:: WHAT NEEDS TO BE DONE ::
In this exercise, reproduce all the entries that follow exactly.

:: EXERCISE DATA ::
□ □ □ □ □
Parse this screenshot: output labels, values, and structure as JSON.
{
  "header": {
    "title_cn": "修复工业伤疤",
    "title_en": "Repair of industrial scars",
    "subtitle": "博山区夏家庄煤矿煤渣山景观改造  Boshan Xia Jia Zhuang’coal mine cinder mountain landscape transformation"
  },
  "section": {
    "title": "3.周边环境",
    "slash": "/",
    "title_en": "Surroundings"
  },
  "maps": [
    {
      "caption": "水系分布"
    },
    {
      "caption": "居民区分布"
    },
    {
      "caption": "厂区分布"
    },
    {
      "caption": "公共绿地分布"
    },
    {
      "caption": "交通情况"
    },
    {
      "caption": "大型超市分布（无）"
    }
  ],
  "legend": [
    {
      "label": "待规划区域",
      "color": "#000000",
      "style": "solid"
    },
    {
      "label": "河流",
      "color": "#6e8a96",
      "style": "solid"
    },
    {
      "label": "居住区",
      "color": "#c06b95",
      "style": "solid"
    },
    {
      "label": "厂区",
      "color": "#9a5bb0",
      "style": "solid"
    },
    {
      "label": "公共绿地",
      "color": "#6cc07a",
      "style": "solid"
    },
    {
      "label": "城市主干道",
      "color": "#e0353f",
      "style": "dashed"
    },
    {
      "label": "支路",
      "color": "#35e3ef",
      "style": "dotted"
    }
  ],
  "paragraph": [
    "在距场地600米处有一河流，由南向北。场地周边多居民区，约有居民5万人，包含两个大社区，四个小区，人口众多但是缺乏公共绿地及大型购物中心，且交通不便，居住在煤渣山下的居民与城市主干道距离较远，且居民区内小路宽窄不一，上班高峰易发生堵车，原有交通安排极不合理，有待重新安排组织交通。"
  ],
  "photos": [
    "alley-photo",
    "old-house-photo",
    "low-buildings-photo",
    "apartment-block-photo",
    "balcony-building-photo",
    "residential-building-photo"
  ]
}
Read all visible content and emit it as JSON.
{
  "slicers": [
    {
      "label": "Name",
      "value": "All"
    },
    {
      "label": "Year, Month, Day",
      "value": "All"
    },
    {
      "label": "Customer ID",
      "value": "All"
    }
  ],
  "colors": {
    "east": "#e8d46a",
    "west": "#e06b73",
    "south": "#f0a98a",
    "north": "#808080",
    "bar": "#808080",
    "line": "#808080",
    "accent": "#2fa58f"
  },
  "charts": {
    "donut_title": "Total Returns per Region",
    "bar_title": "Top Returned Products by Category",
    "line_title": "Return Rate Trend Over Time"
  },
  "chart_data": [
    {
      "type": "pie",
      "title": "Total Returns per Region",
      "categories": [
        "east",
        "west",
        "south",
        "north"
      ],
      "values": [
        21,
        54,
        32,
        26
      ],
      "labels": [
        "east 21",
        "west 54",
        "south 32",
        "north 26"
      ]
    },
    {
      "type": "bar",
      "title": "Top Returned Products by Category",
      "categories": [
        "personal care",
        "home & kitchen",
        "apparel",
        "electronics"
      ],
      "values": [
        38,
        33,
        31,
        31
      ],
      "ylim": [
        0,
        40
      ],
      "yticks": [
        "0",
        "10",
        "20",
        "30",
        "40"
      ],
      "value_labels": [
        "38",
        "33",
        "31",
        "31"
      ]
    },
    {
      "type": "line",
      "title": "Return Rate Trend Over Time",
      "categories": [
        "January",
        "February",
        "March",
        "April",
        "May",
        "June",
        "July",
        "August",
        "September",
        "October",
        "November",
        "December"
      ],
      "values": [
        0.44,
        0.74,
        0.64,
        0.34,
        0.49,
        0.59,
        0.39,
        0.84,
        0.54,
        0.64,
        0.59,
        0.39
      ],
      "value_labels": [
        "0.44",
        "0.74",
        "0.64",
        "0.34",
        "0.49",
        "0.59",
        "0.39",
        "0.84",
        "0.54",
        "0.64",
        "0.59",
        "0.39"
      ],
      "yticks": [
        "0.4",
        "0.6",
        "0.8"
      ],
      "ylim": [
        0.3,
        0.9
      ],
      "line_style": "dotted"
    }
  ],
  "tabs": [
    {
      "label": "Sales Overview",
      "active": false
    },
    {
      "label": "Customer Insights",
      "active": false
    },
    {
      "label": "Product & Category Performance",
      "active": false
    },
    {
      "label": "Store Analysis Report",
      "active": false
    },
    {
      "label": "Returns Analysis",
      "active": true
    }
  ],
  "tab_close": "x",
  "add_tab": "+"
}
□ □ □ □ □
:: OUTPUT FOR THIS TASK ::
Parse this screenshot: output labels, values, and structure as JSON.
{
  "header": {
    "title_cn": "修复工业伤疤",
    "title_en": "Repair of industrial scars",
    "subtitle": "博山区夏家庄煤矿煤渣山景观改造  Boshan Xia Jia Zhuang’coal mine cinder mountain landscape transformation"
  },
  "section": {
    "title": "3.周边环境",
    "slash": "/",
    "title_en": "Surroundings"
  },
  "maps": [
    {
      "caption": "水系分布"
    },
    {
      "caption": "居民区分布"
    },
    {
      "caption": "厂区分布"
    },
    {
      "caption": "公共绿地分布"
    },
    {
      "caption": "交通情况"
    },
    {
      "caption": "大型超市分布（无）"
    }
  ],
  "legend": [
    {
      "label": "待规划区域",
      "color": "#000000",
      "style": "solid"
    },
    {
      "label": "河流",
      "color": "#6e8a96",
      "style": "solid"
    },
    {
      "label": "居住区",
      "color": "#c06b95",
      "style": "solid"
    },
    {
      "label": "厂区",
      "color": "#9a5bb0",
      "style": "solid"
    },
    {
      "label": "公共绿地",
      "color": "#6cc07a",
      "style": "solid"
    },
    {
      "label": "城市主干道",
      "color": "#e0353f",
      "style": "dashed"
    },
    {
      "label": "支路",
      "color": "#35e3ef",
      "style": "dotted"
    }
  ],
  "paragraph": [
    "在距场地600米处有一河流，由南向北。场地周边多居民区，约有居民5万人，包含两个大社区，四个小区，人口众多但是缺乏公共绿地及大型购物中心，且交通不便，居住在煤渣山下的居民与城市主干道距离较远，且居民区内小路宽窄不一，上班高峰易发生堵车，原有交通安排极不合理，有待重新安排组织交通。"
  ],
  "photos": [
    "alley-photo",
    "old-house-photo",
    "low-buildings-photo",
    "apartment-block-photo",
    "balcony-building-photo",
    "residential-building-photo"
  ]
}
Read all visible content and emit it as JSON.
{
  "slicers": [
    {
      "label": "Name",
      "value": "All"
    },
    {
      "label": "Year, Month, Day",
      "value": "All"
    },
    {
      "label": "Customer ID",
      "value": "All"
    }
  ],
  "colors": {
    "east": "#e8d46a",
    "west": "#e06b73",
    "south": "#f0a98a",
    "north": "#808080",
    "bar": "#808080",
    "line": "#808080",
    "accent": "#2fa58f"
  },
  "charts": {
    "donut_title": "Total Returns per Region",
    "bar_title": "Top Returned Products by Category",
    "line_title": "Return Rate Trend Over Time"
  },
  "chart_data": [
    {
      "type": "pie",
      "title": "Total Returns per Region",
      "categories": [
        "east",
        "west",
        "south",
        "north"
      ],
      "values": [
        21,
        54,
        32,
        26
      ],
      "labels": [
        "east 21",
        "west 54",
        "south 32",
        "north 26"
      ]
    },
    {
      "type": "bar",
      "title": "Top Returned Products by Category",
      "categories": [
        "personal care",
        "home & kitchen",
        "apparel",
        "electronics"
      ],
      "values": [
        38,
        33,
        31,
        31
      ],
      "ylim": [
        0,
        40
      ],
      "yticks": [
        "0",
        "10",
        "20",
        "30",
        "40"
      ],
      "value_labels": [
        "38",
        "33",
        "31",
        "31"
      ]
    },
    {
      "type": "line",
      "title": "Return Rate Trend Over Time",
      "categories": [
        "January",
        "February",
        "March",
        "April",
        "May",
        "June",
        "July",
        "August",
        "September",
        "October",
        "November",
        "December"
      ],
      "values": [
        0.44,
        0.74,
        0.64,
        0.34,
        0.49,
        0.59,
        0.39,
        0.84,
        0.54,
        0.64,
        0.59,
        0.39
      ],
      "value_labels": [
        "0.44",
        "0.74",
        "0.64",
        "0.34",
        "0.49",
        "0.59",
        "0.39",
        "0.84",
        "0.54",
        "0.64",
        "0.59",
        "0.39"
      ],
      "yticks": [
        "0.4",
        "0.6",
        "0.8"
      ],
      "ylim": [
        0.3,
        0.9
      ],
      "line_style": "dotted"
    }
  ],
  "tabs": [
    {
      "label": "Sales Overview",
      "active": false
    },
    {
      "label": "Customer Insights",
      "active": false
    },
    {
      "label": "Product & Category Performance",
      "active": false
    },
    {
      "label": "Store Analysis Report",
      "active": false
    },
    {
      "label": "Returns Analysis",
      "active": true
    }
  ],
  "tab_close": "x",
  "add_tab": "+"
}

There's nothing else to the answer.